DATA SHOWN:
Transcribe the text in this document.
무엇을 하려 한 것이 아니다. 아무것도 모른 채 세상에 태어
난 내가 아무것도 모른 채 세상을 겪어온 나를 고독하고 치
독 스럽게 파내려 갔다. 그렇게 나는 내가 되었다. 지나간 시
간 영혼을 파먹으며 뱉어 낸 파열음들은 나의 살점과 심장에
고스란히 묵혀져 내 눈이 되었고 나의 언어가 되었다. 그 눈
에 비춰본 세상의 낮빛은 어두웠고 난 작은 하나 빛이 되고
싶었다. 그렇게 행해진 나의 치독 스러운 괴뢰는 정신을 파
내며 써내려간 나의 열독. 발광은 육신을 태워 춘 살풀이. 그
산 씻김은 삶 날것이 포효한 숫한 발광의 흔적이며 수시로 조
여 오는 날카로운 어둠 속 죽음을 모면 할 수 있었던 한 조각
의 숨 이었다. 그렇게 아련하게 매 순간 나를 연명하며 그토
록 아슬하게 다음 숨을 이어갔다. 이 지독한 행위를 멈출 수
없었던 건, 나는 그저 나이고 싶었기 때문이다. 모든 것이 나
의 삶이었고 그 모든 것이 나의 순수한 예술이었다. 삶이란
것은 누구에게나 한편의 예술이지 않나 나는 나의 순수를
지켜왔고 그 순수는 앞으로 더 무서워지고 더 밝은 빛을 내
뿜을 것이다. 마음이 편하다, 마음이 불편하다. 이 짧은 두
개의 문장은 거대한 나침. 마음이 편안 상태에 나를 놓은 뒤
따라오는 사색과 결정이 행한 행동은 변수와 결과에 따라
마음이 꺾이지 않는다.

WHAT YOU ARE ASKED TO DO: Pull every line containing the word "아무것도" out of the material and copy it.

WRITTEN REPLY:
무엇을 하려 한 것이 아니다. 아무것도 모른 채 세상에 태어
난 내가 아무것도 모른 채 세상을 겪어온 나를 고독하고 치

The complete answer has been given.